* begin *

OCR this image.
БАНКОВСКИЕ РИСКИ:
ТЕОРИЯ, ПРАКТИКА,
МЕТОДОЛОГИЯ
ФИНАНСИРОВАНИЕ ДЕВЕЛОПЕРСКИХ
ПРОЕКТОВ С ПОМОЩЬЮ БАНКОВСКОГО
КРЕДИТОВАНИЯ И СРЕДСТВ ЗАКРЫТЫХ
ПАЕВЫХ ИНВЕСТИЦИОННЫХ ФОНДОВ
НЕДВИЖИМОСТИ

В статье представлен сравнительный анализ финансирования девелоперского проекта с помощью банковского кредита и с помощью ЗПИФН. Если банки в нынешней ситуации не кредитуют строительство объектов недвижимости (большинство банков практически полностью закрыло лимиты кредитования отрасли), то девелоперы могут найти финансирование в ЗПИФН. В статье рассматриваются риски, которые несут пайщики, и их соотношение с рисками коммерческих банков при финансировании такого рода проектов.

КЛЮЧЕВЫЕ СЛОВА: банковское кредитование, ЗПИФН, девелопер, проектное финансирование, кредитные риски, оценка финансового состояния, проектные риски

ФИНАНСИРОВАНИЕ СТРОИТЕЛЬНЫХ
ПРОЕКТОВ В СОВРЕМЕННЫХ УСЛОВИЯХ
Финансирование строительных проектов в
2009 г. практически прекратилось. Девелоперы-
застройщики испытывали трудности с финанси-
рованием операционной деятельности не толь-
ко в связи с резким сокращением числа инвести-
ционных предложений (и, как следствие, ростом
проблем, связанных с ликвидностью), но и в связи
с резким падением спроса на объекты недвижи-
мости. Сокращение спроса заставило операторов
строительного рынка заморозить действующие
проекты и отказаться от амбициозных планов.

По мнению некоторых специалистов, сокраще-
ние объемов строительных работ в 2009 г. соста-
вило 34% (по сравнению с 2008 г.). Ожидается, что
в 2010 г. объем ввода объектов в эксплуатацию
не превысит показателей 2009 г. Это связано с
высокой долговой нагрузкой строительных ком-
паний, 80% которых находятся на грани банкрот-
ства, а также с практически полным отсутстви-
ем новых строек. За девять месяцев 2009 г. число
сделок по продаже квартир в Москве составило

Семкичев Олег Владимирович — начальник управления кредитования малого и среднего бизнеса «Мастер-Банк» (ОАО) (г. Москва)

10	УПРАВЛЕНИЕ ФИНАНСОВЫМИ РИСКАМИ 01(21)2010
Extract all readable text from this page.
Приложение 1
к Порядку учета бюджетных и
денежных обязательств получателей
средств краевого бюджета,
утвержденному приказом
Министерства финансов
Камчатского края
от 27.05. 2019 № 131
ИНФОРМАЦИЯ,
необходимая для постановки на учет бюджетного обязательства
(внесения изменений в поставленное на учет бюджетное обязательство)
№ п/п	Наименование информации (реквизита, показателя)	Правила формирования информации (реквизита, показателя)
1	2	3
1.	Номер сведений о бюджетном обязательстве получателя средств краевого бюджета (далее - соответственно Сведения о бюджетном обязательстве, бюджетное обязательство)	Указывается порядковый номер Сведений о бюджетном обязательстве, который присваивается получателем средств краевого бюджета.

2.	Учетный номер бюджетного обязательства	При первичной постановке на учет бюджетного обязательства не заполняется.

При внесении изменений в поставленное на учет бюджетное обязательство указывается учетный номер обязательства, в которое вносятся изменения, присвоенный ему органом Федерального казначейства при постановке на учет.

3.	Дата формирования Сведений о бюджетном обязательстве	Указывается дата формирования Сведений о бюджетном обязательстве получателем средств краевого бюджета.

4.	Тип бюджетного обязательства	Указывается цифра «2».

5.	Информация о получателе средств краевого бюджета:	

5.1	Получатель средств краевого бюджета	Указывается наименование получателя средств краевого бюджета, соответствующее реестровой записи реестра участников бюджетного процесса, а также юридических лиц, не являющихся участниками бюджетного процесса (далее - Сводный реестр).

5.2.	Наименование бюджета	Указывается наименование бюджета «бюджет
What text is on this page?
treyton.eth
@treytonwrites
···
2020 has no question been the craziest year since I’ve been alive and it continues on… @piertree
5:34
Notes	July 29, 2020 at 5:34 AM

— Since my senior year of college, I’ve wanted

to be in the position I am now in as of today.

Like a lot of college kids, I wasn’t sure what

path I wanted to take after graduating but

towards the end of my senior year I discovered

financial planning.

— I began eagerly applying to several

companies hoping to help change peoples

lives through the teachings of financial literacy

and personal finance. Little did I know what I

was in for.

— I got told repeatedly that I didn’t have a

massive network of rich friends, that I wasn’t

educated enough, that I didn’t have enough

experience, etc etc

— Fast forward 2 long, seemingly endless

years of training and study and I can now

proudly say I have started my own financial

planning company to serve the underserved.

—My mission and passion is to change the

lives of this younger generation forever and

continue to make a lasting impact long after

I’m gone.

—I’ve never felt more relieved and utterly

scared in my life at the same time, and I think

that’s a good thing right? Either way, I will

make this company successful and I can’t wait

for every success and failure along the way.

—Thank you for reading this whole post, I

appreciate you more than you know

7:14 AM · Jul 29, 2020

* end *

Task description =>
Retype all of the data shown above, word for word.

Answer below =>
OCR this image.
БАНКОВСКИЕ РИСКИ:
ТЕОРИЯ, ПРАКТИКА,
МЕТОДОЛОГИЯ
ФИНАНСИРОВАНИЕ ДЕВЕЛОПЕРСКИХ
ПРОЕКТОВ С ПОМОЩЬЮ БАНКОВСКОГО
КРЕДИТОВАНИЯ И СРЕДСТВ ЗАКРЫТЫХ
ПАЕВЫХ ИНВЕСТИЦИОННЫХ ФОНДОВ
НЕДВИЖИМОСТИ

В статье представлен сравнительный анализ финансирования девелоперского проекта с помощью банковского кредита и с помощью ЗПИФН. Если банки в нынешней ситуации не кредитуют строительство объектов недвижимости (большинство банков практически полностью закрыло лимиты кредитования отрасли), то девелоперы могут найти финансирование в ЗПИФН. В статье рассматриваются риски, которые несут пайщики, и их соотношение с рисками коммерческих банков при финансировании такого рода проектов.

КЛЮЧЕВЫЕ СЛОВА: банковское кредитование, ЗПИФН, девелопер, проектное финансирование, кредитные риски, оценка финансового состояния, проектные риски

ФИНАНСИРОВАНИЕ СТРОИТЕЛЬНЫХ
ПРОЕКТОВ В СОВРЕМЕННЫХ УСЛОВИЯХ
Финансирование строительных проектов в
2009 г. практически прекратилось. Девелоперы-
застройщики испытывали трудности с финанси-
рованием операционной деятельности не толь-
ко в связи с резким сокращением числа инвести-
ционных предложений (и, как следствие, ростом
проблем, связанных с ликвидностью), но и в связи
с резким падением спроса на объекты недвижи-
мости. Сокращение спроса заставило операторов
строительного рынка заморозить действующие
проекты и отказаться от амбициозных планов.

По мнению некоторых специалистов, сокраще-
ние объемов строительных работ в 2009 г. соста-
вило 34% (по сравнению с 2008 г.). Ожидается, что
в 2010 г. объем ввода объектов в эксплуатацию
не превысит показателей 2009 г. Это связано с
высокой долговой нагрузкой строительных ком-
паний, 80% которых находятся на грани банкрот-
ства, а также с практически полным отсутстви-
ем новых строек. За девять месяцев 2009 г. число
сделок по продаже квартир в Москве составило

Семкичев Олег Владимирович — начальник управления кредитования малого и среднего бизнеса «Мастер-Банк» (ОАО) (г. Москва)

10	УПРАВЛЕНИЕ ФИНАНСОВЫМИ РИСКАМИ 01(21)2010
Extract all readable text from this page.
Приложение 1
к Порядку учета бюджетных и
денежных обязательств получателей
средств краевого бюджета,
утвержденному приказом
Министерства финансов
Камчатского края
от 27.05. 2019 № 131
ИНФОРМАЦИЯ,
необходимая для постановки на учет бюджетного обязательства
(внесения изменений в поставленное на учет бюджетное обязательство)
№ п/п	Наименование информации (реквизита, показателя)	Правила формирования информации (реквизита, показателя)
1	2	3
1.	Номер сведений о бюджетном обязательстве получателя средств краевого бюджета (далее - соответственно Сведения о бюджетном обязательстве, бюджетное обязательство)	Указывается порядковый номер Сведений о бюджетном обязательстве, который присваивается получателем средств краевого бюджета.

2.	Учетный номер бюджетного обязательства	При первичной постановке на учет бюджетного обязательства не заполняется.

При внесении изменений в поставленное на учет бюджетное обязательство указывается учетный номер обязательства, в которое вносятся изменения, присвоенный ему органом Федерального казначейства при постановке на учет.

3.	Дата формирования Сведений о бюджетном обязательстве	Указывается дата формирования Сведений о бюджетном обязательстве получателем средств краевого бюджета.

4.	Тип бюджетного обязательства	Указывается цифра «2».

5.	Информация о получателе средств краевого бюджета:	

5.1	Получатель средств краевого бюджета	Указывается наименование получателя средств краевого бюджета, соответствующее реестровой записи реестра участников бюджетного процесса, а также юридических лиц, не являющихся участниками бюджетного процесса (далее - Сводный реестр).

5.2.	Наименование бюджета	Указывается наименование бюджета «бюджет
What text is on this page?
treyton.eth
@treytonwrites
···
2020 has no question been the craziest year since I’ve been alive and it continues on… @piertree
5:34
Notes	July 29, 2020 at 5:34 AM

— Since my senior year of college, I’ve wanted

to be in the position I am now in as of today.

Like a lot of college kids, I wasn’t sure what

path I wanted to take after graduating but

towards the end of my senior year I discovered

financial planning.

— I began eagerly applying to several

companies hoping to help change peoples

lives through the teachings of financial literacy

and personal finance. Little did I know what I

was in for.

— I got told repeatedly that I didn’t have a

massive network of rich friends, that I wasn’t

educated enough, that I didn’t have enough

experience, etc etc

— Fast forward 2 long, seemingly endless

years of training and study and I can now

proudly say I have started my own financial

planning company to serve the underserved.

—My mission and passion is to change the

lives of this younger generation forever and

continue to make a lasting impact long after

I’m gone.

—I’ve never felt more relieved and utterly

scared in my life at the same time, and I think

that’s a good thing right? Either way, I will

make this company successful and I can’t wait

for every success and failure along the way.

—Thank you for reading this whole post, I

appreciate you more than you know

7:14 AM · Jul 29, 2020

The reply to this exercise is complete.